▸ Working data:
·····
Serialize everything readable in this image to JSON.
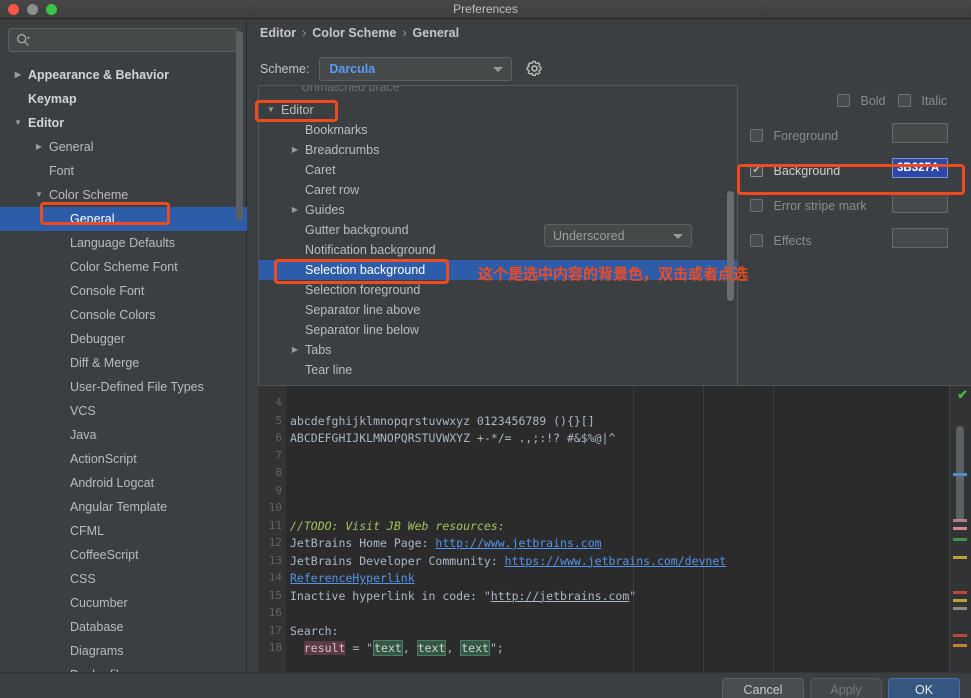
{
  "window": {
    "title": "Preferences",
    "traffic": [
      "close-button",
      "minimize-button",
      "zoom-button"
    ]
  },
  "sidebar": {
    "search": {
      "value": "",
      "placeholder": ""
    },
    "items": [
      {
        "label": "Appearance & Behavior",
        "indent": 0,
        "arrow": "collapsed",
        "bold": true,
        "selected": false
      },
      {
        "label": "Keymap",
        "indent": 0,
        "arrow": "none",
        "bold": true,
        "selected": false
      },
      {
        "label": "Editor",
        "indent": 0,
        "arrow": "expanded",
        "bold": true,
        "selected": false
      },
      {
        "label": "General",
        "indent": 1,
        "arrow": "collapsed",
        "bold": false,
        "selected": false
      },
      {
        "label": "Font",
        "indent": 1,
        "arrow": "none",
        "bold": false,
        "selected": false
      },
      {
        "label": "Color Scheme",
        "indent": 1,
        "arrow": "expanded",
        "bold": false,
        "selected": false
      },
      {
        "label": "General",
        "indent": 2,
        "arrow": "none",
        "bold": false,
        "selected": true
      },
      {
        "label": "Language Defaults",
        "indent": 2,
        "arrow": "none",
        "bold": false,
        "selected": false
      },
      {
        "label": "Color Scheme Font",
        "indent": 2,
        "arrow": "none",
        "bold": false,
        "selected": false
      },
      {
        "label": "Console Font",
        "indent": 2,
        "arrow": "none",
        "bold": false,
        "selected": false
      },
      {
        "label": "Console Colors",
        "indent": 2,
        "arrow": "none",
        "bold": false,
        "selected": false
      },
      {
        "label": "Debugger",
        "indent": 2,
        "arrow": "none",
        "bold": false,
        "selected": false
      },
      {
        "label": "Diff & Merge",
        "indent": 2,
        "arrow": "none",
        "bold": false,
        "selected": false
      },
      {
        "label": "User-Defined File Types",
        "indent": 2,
        "arrow": "none",
        "bold": false,
        "selected": false
      },
      {
        "label": "VCS",
        "indent": 2,
        "arrow": "none",
        "bold": false,
        "selected": false
      },
      {
        "label": "Java",
        "indent": 2,
        "arrow": "none",
        "bold": false,
        "selected": false
      },
      {
        "label": "ActionScript",
        "indent": 2,
        "arrow": "none",
        "bold": false,
        "selected": false
      },
      {
        "label": "Android Logcat",
        "indent": 2,
        "arrow": "none",
        "bold": false,
        "selected": false
      },
      {
        "label": "Angular Template",
        "indent": 2,
        "arrow": "none",
        "bold": false,
        "selected": false
      },
      {
        "label": "CFML",
        "indent": 2,
        "arrow": "none",
        "bold": false,
        "selected": false
      },
      {
        "label": "CoffeeScript",
        "indent": 2,
        "arrow": "none",
        "bold": false,
        "selected": false
      },
      {
        "label": "CSS",
        "indent": 2,
        "arrow": "none",
        "bold": false,
        "selected": false
      },
      {
        "label": "Cucumber",
        "indent": 2,
        "arrow": "none",
        "bold": false,
        "selected": false
      },
      {
        "label": "Database",
        "indent": 2,
        "arrow": "none",
        "bold": false,
        "selected": false
      },
      {
        "label": "Diagrams",
        "indent": 2,
        "arrow": "none",
        "bold": false,
        "selected": false
      },
      {
        "label": "Dockerfile",
        "indent": 2,
        "arrow": "none",
        "bold": false,
        "selected": false
      }
    ],
    "help_label": "?"
  },
  "header": {
    "breadcrumb": [
      "Editor",
      "Color Scheme",
      "General"
    ],
    "breadcrumb_sep": "›",
    "scheme_label": "Scheme:",
    "scheme_value": "Darcula"
  },
  "options": {
    "cut_off_row": "Unmatched brace",
    "rows": [
      {
        "label": "Editor",
        "indent": 0,
        "arrow": "expanded",
        "selected": false
      },
      {
        "label": "Bookmarks",
        "indent": 1,
        "arrow": "none",
        "selected": false
      },
      {
        "label": "Breadcrumbs",
        "indent": 1,
        "arrow": "collapsed",
        "selected": false
      },
      {
        "label": "Caret",
        "indent": 1,
        "arrow": "none",
        "selected": false
      },
      {
        "label": "Caret row",
        "indent": 1,
        "arrow": "none",
        "selected": false
      },
      {
        "label": "Guides",
        "indent": 1,
        "arrow": "collapsed",
        "selected": false
      },
      {
        "label": "Gutter background",
        "indent": 1,
        "arrow": "none",
        "selected": false
      },
      {
        "label": "Notification background",
        "indent": 1,
        "arrow": "none",
        "selected": false
      },
      {
        "label": "Selection background",
        "indent": 1,
        "arrow": "none",
        "selected": true
      },
      {
        "label": "Selection foreground",
        "indent": 1,
        "arrow": "none",
        "selected": false
      },
      {
        "label": "Separator line above",
        "indent": 1,
        "arrow": "none",
        "selected": false
      },
      {
        "label": "Separator line below",
        "indent": 1,
        "arrow": "none",
        "selected": false
      },
      {
        "label": "Tabs",
        "indent": 1,
        "arrow": "collapsed",
        "selected": false
      },
      {
        "label": "Tear line",
        "indent": 1,
        "arrow": "none",
        "selected": false
      }
    ]
  },
  "attributes": {
    "bold_label": "Bold",
    "bold_checked": false,
    "italic_label": "Italic",
    "italic_checked": false,
    "foreground_label": "Foreground",
    "foreground_checked": false,
    "foreground_color": "",
    "background_label": "Background",
    "background_checked": true,
    "background_color": "3B327A",
    "background_swatch_hex": "#2c47a8",
    "error_stripe_label": "Error stripe mark",
    "error_stripe_checked": false,
    "effects_label": "Effects",
    "effects_checked": false,
    "effects_type": "Underscored"
  },
  "annotation": {
    "note_text": "这个是选中内容的背景色，双击或者点选",
    "highlight_color": "#ef4b20"
  },
  "preview": {
    "lines": [
      {
        "num": "4",
        "type": "blank"
      },
      {
        "num": "5",
        "type": "plain",
        "text": "abcdefghijklmnopqrstuvwxyz 0123456789 (){}[]"
      },
      {
        "num": "6",
        "type": "plain",
        "text": "ABCDEFGHIJKLMNOPQRSTUVWXYZ +-*/= .,;:!? #&$%@|^"
      },
      {
        "num": "7",
        "type": "blank"
      },
      {
        "num": "8",
        "type": "blank"
      },
      {
        "num": "9",
        "type": "blank"
      },
      {
        "num": "10",
        "type": "blank"
      },
      {
        "num": "11",
        "type": "comment",
        "text": "//TODO: Visit JB Web resources:"
      },
      {
        "num": "12",
        "type": "link",
        "text": "JetBrains Home Page: ",
        "link": "http://www.jetbrains.com"
      },
      {
        "num": "13",
        "type": "link",
        "text": "JetBrains Developer Community: ",
        "link": "https://www.jetbrains.com/devnet"
      },
      {
        "num": "14",
        "type": "hyperlink",
        "text": "ReferenceHyperlink"
      },
      {
        "num": "15",
        "type": "inactive",
        "text": "Inactive hyperlink in code: \"",
        "link": "http://jetbrains.com",
        "tail": "\""
      },
      {
        "num": "16",
        "type": "blank"
      },
      {
        "num": "17",
        "type": "plain",
        "text": "Search:"
      },
      {
        "num": "18",
        "type": "search",
        "result": "result",
        "eq": " = \"",
        "t1": "text",
        "sep1": ", ",
        "t2": "text",
        "sep2": ", ",
        "t3": "text",
        "tail": "\";"
      }
    ]
  },
  "footer": {
    "cancel_label": "Cancel",
    "apply_label": "Apply",
    "ok_label": "OK"
  }
}
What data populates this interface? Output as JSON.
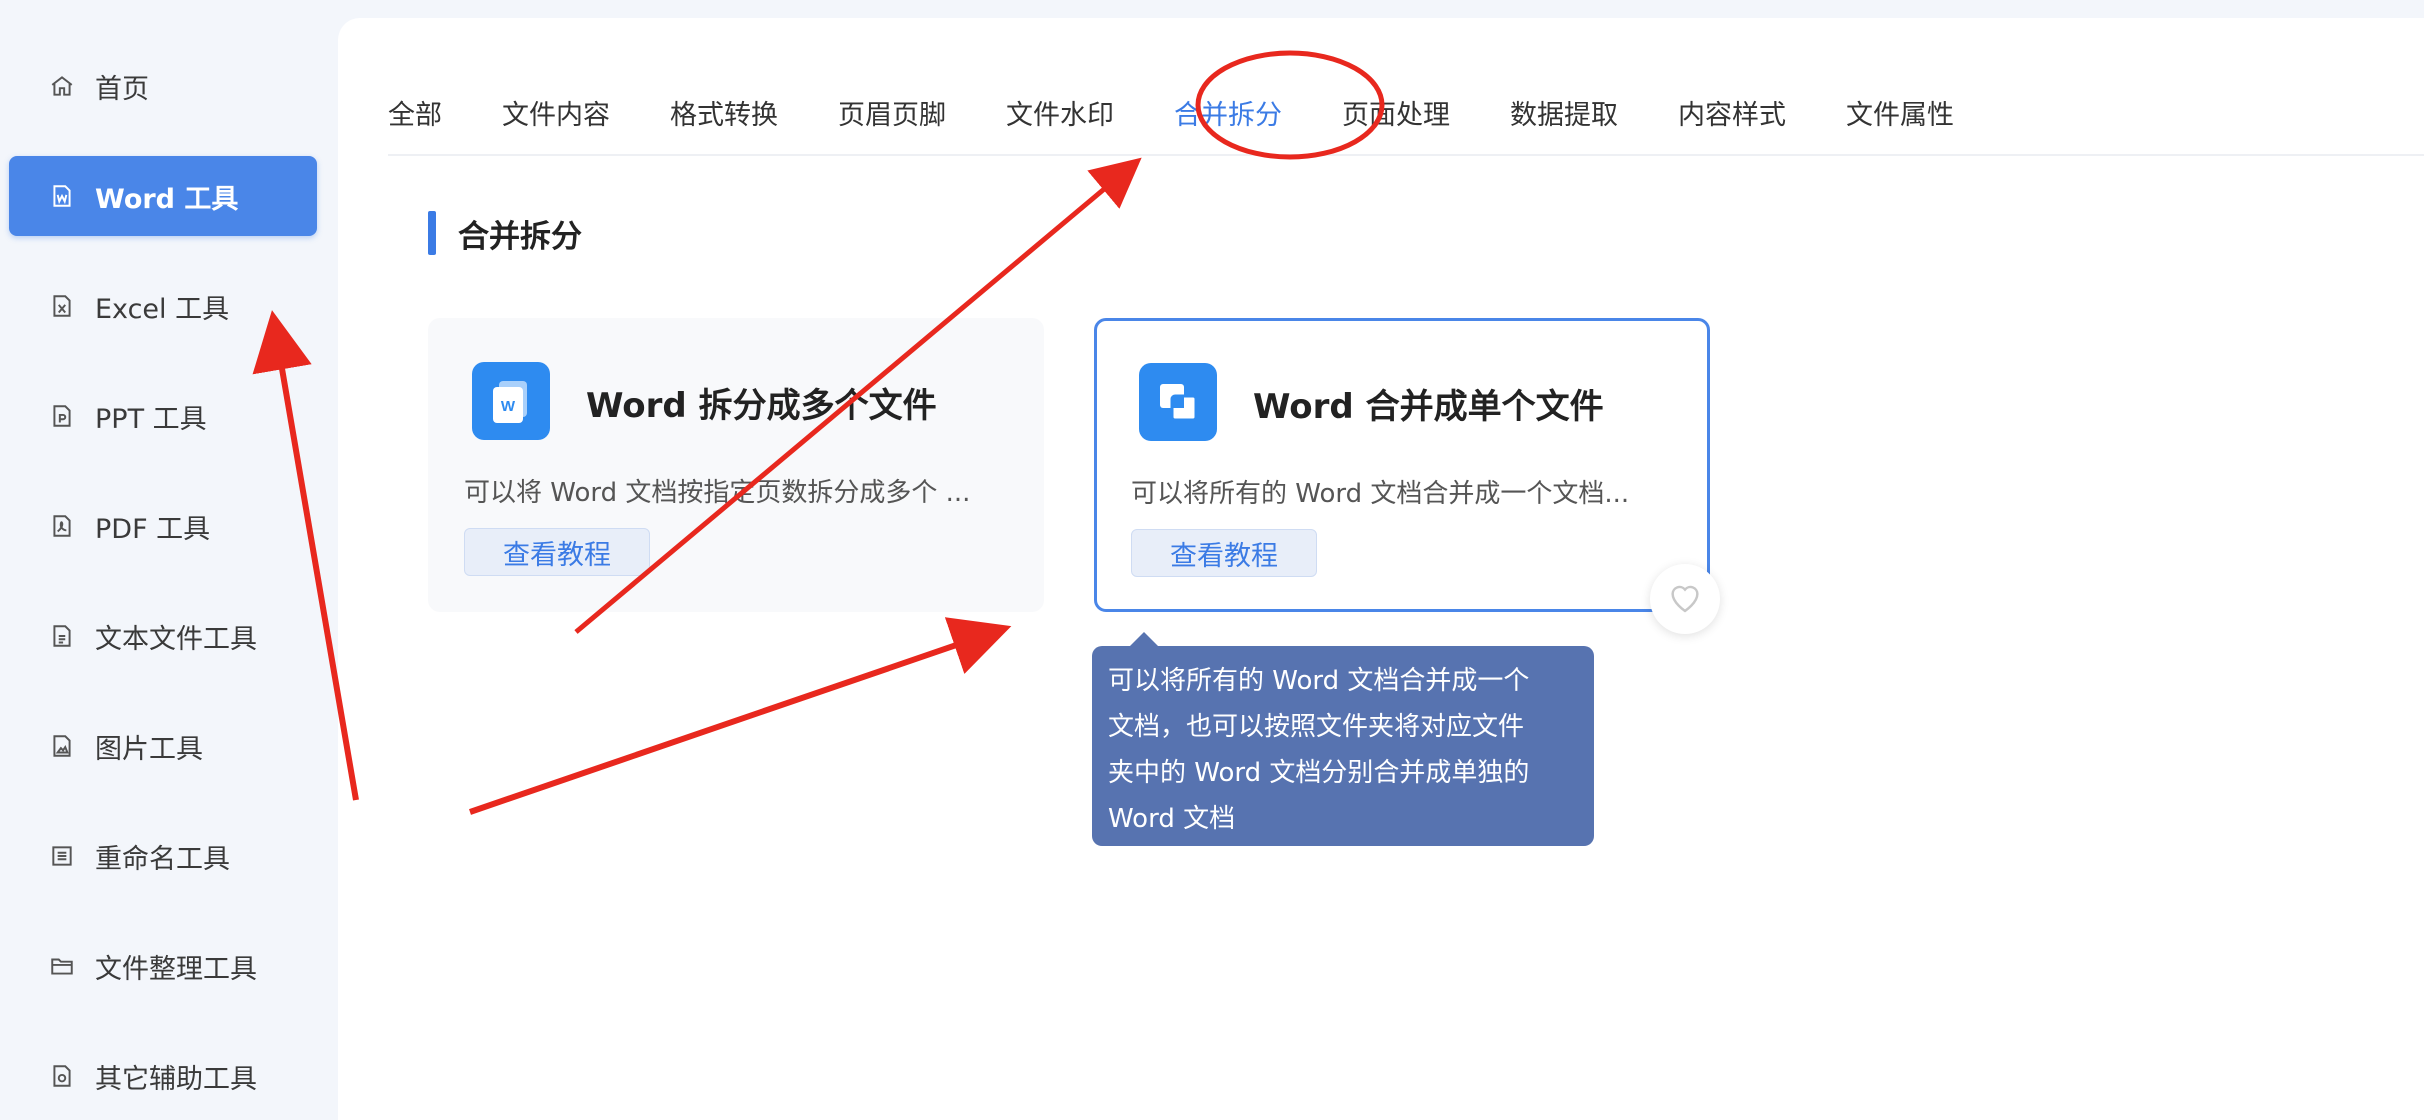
{
  "sidebar": {
    "items": [
      {
        "label": "首页",
        "icon": "home-icon",
        "active": false
      },
      {
        "label": "Word 工具",
        "icon": "word-file-icon",
        "active": true
      },
      {
        "label": "Excel 工具",
        "icon": "excel-file-icon",
        "active": false
      },
      {
        "label": "PPT 工具",
        "icon": "ppt-file-icon",
        "active": false
      },
      {
        "label": "PDF 工具",
        "icon": "pdf-file-icon",
        "active": false
      },
      {
        "label": "文本文件工具",
        "icon": "text-file-icon",
        "active": false
      },
      {
        "label": "图片工具",
        "icon": "image-file-icon",
        "active": false
      },
      {
        "label": "重命名工具",
        "icon": "rename-icon",
        "active": false
      },
      {
        "label": "文件整理工具",
        "icon": "folder-icon",
        "active": false
      },
      {
        "label": "其它辅助工具",
        "icon": "tools-icon",
        "active": false
      }
    ]
  },
  "tabs": [
    {
      "label": "全部"
    },
    {
      "label": "文件内容"
    },
    {
      "label": "格式转换"
    },
    {
      "label": "页眉页脚"
    },
    {
      "label": "文件水印"
    },
    {
      "label": "合并拆分",
      "active": true
    },
    {
      "label": "页面处理"
    },
    {
      "label": "数据提取"
    },
    {
      "label": "内容样式"
    },
    {
      "label": "文件属性"
    }
  ],
  "section": {
    "title": "合并拆分"
  },
  "cards": [
    {
      "title": "Word 拆分成多个文件",
      "desc": "可以将 Word 文档按指定页数拆分成多个 ...",
      "button": "查看教程",
      "icon": "word-split-icon",
      "icon_letter": "W"
    },
    {
      "title": "Word 合并成单个文件",
      "desc": "可以将所有的 Word 文档合并成一个文档...",
      "button": "查看教程",
      "icon": "word-merge-icon"
    }
  ],
  "tooltip": {
    "lines": [
      "可以将所有的 Word 文档合并成一个",
      "文档，也可以按照文件夹将对应文件",
      "夹中的 Word 文档分别合并成单独的",
      "Word 文档"
    ]
  },
  "colors": {
    "accent": "#4a86e8",
    "annotation": "#e8281e",
    "tooltip_bg": "#5773b0"
  }
}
·····
▸ Task brief:
Show the lines of the data that hold the word "Console".

▸ Answer to the problem:
        "label": "Console Font",
        "label": "Console Colors",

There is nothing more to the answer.